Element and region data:
——
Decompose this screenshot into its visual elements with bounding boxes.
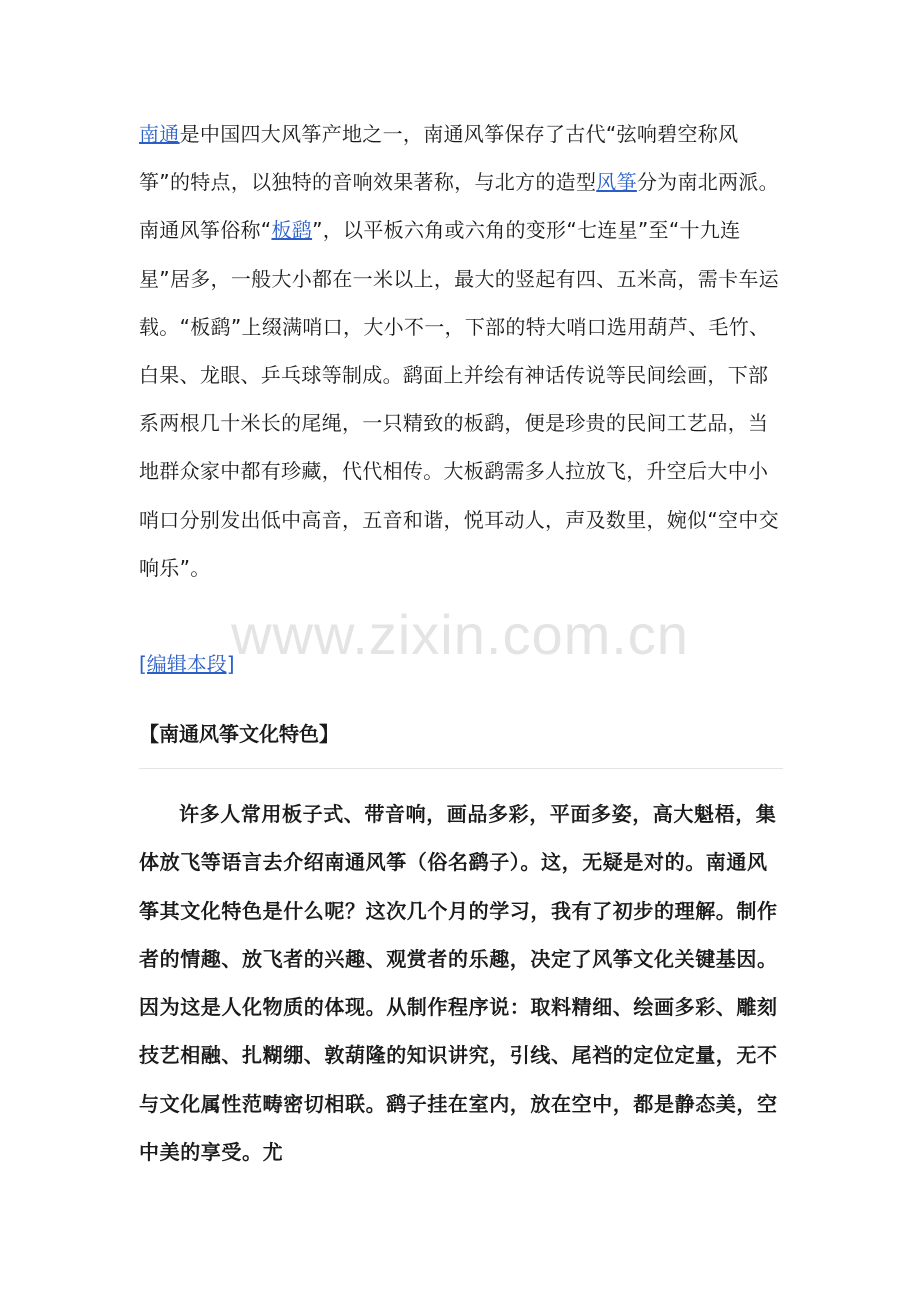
link-banyao[interactable]: 板鹞 [271,218,313,243]
section-divider [139,768,783,769]
intro-text-3: ”，以平板六角或六角的变形“七连星”至“十九连星”居多，一般大小都在一米以上，最大的竖起有四、五米高，需卡车运载。“板鹞”上缀满哨口，大小不一，下部的特大哨口选用葫芦、毛竹、白果、龙眼、乒乓球等制成。鹞面上并绘有神话传说等民间绘画，下部系两根几十米长的尾绳，一只精致的板鹞，便是珍贵的民间工艺品，当地群众家中都有珍藏，代代相传。大板鹞需多人拉放飞，升空后大中小哨口分别发出低中高音，五音和谐，悦耳动人，声及数里，婉似“空中交响乐”。 [139,218,779,580]
intro-paragraph [139,110,783,592]
section-heading: 【南通风筝文化特色】 [139,722,339,746]
watermark: www.zixin.com.cn [231,603,689,666]
link-nantong[interactable]: 南通 [139,122,180,146]
intro-text-2: 分为南北两派。南通风筝俗称“ [139,170,779,243]
link-fengzheng[interactable]: 风筝 [596,170,637,195]
intro-text-1: 是中国四大风筝产地之一，南通风筝保存了古代“弦响碧空称风筝”的特点，以独特的音响效果著称，与北方的造型 [139,122,739,195]
article-body [139,110,783,592]
section-paragraph: 许多人常用板子式、带音响，画品多彩，平面多姿，高大魁梧，集体放飞等语言去介绍南通风筝（俗名鹞子）。这，无疑是对的。南通风筝其文化特色是什么呢？这次几个月的学习，我有了初步的理解。制作者的情趣、放飞者的兴趣、观赏者的乐趣，决定了风筝文化关键基因。因为这是人化物质的体现。从制作程序说：取料精细、绘画多彩、雕刻技艺相融、扎糊绷、敦葫隆的知识讲究，引线、尾裆的定位定量，无不与文化属性范畴密切相联。鹞子挂在室内，放在空中，都是静态美，空中美的享受。尤 [139,802,778,1165]
edit-section-link[interactable]: [编辑本段] [139,652,235,676]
——
◆ Exercise directions ◆
Transcribe every line of the material above verbatim. Leave out any picture.

◆ Solution for this problem ◆
Decompose this screenshot into its visual elements with bounding boxes.
link-banyao[interactable]: 板鹞 [271,218,313,243]
section-divider [139,768,783,769]
intro-text-3: ”，以平板六角或六角的变形“七连星”至“十九连星”居多，一般大小都在一米以上，最大的竖起有四、五米高，需卡车运载。“板鹞”上缀满哨口，大小不一，下部的特大哨口选用葫芦、毛竹、白果、龙眼、乒乓球等制成。鹞面上并绘有神话传说等民间绘画，下部系两根几十米长的尾绳，一只精致的板鹞，便是珍贵的民间工艺品，当地群众家中都有珍藏，代代相传。大板鹞需多人拉放飞，升空后大中小哨口分别发出低中高音，五音和谐，悦耳动人，声及数里，婉似“空中交响乐”。 [139,218,779,580]
intro-paragraph [139,110,783,592]
section-heading: 【南通风筝文化特色】 [139,722,339,746]
watermark: www.zixin.com.cn [231,603,689,666]
link-nantong[interactable]: 南通 [139,122,180,146]
intro-text-2: 分为南北两派。南通风筝俗称“ [139,170,779,243]
link-fengzheng[interactable]: 风筝 [596,170,637,195]
intro-text-1: 是中国四大风筝产地之一，南通风筝保存了古代“弦响碧空称风筝”的特点，以独特的音响效果著称，与北方的造型 [139,122,739,195]
article-body [139,110,783,592]
section-paragraph: 许多人常用板子式、带音响，画品多彩，平面多姿，高大魁梧，集体放飞等语言去介绍南通风筝（俗名鹞子）。这，无疑是对的。南通风筝其文化特色是什么呢？这次几个月的学习，我有了初步的理解。制作者的情趣、放飞者的兴趣、观赏者的乐趣，决定了风筝文化关键基因。因为这是人化物质的体现。从制作程序说：取料精细、绘画多彩、雕刻技艺相融、扎糊绷、敦葫隆的知识讲究，引线、尾裆的定位定量，无不与文化属性范畴密切相联。鹞子挂在室内，放在空中，都是静态美，空中美的享受。尤 [139,802,778,1165]
edit-section-link[interactable]: [编辑本段] [139,652,235,676]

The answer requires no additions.